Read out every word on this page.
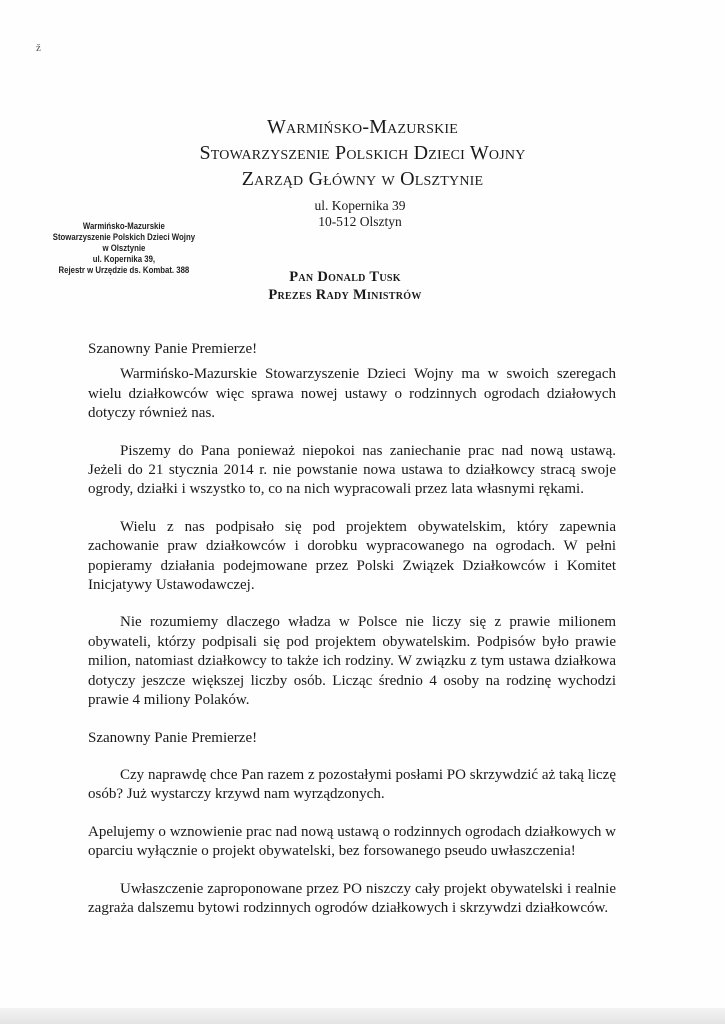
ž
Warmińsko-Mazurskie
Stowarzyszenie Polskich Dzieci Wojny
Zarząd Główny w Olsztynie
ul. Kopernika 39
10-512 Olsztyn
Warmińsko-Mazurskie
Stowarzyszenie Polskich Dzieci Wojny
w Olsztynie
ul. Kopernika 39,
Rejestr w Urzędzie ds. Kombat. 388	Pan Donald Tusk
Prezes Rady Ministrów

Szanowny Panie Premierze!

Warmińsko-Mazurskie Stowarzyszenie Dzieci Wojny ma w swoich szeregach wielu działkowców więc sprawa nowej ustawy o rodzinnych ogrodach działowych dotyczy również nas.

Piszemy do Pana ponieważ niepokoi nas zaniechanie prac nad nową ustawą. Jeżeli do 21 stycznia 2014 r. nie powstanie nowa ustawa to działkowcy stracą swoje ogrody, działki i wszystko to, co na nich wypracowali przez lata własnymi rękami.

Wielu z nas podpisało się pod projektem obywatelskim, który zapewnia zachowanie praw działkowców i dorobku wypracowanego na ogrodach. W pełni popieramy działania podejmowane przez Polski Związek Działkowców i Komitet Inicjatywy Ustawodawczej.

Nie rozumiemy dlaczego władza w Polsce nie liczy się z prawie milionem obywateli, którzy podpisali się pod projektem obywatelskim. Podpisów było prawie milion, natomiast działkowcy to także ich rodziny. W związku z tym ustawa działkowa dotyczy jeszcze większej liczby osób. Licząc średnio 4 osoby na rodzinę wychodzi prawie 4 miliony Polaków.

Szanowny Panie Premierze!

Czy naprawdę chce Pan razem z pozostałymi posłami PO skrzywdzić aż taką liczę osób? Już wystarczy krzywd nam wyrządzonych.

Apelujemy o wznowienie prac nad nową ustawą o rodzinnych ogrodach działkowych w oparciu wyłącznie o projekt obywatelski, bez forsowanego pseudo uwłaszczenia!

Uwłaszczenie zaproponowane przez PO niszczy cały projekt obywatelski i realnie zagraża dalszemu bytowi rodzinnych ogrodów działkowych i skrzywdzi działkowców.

┄┄┄┄┄┄┄┄┄┄┄┄┄┄┄┄┄┄┄┄

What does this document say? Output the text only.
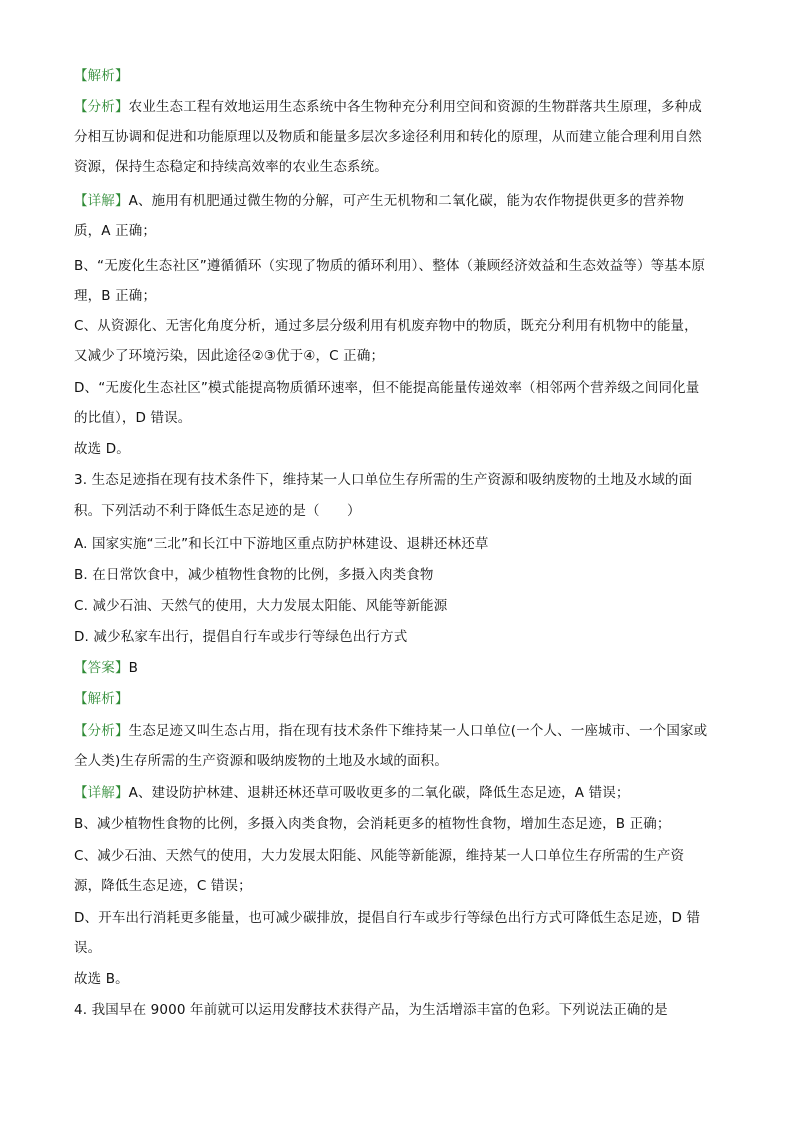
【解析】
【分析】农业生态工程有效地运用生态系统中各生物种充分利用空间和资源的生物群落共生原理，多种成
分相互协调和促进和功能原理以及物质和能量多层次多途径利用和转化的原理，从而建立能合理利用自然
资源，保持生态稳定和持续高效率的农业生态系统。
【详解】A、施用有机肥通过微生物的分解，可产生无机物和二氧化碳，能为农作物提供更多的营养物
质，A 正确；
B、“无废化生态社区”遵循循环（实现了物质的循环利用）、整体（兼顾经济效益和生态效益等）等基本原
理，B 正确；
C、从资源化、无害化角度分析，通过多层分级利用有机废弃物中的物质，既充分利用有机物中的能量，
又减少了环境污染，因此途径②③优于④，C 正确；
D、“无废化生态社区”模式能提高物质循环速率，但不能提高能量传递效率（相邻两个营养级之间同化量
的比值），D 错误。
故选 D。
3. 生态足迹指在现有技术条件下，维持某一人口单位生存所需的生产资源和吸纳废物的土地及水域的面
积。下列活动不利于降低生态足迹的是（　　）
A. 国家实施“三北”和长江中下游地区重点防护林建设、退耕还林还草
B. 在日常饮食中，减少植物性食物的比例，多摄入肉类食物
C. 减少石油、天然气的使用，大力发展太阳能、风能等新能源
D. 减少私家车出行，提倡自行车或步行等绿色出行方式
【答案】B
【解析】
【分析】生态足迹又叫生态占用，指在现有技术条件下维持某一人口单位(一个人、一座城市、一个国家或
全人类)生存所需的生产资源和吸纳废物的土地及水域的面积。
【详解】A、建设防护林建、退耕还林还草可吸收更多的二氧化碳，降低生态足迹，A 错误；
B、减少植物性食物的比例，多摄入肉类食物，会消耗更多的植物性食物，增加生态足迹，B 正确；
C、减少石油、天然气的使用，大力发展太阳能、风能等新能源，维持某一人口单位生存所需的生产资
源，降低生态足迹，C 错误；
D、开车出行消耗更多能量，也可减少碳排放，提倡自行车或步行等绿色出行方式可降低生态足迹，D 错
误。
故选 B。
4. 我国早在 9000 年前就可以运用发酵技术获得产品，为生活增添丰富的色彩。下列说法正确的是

┄┄┄┄┄┄┄┄┄┄┄┄┄┄┄┄┄┄┄┄

# Task objective
Gather each line of the listing that holds the string "风能等新能源".

# Answer to the task
C. 减少石油、天然气的使用，大力发展太阳能、风能等新能源
C、减少石油、天然气的使用，大力发展太阳能、风能等新能源，维持某一人口单位生存所需的生产资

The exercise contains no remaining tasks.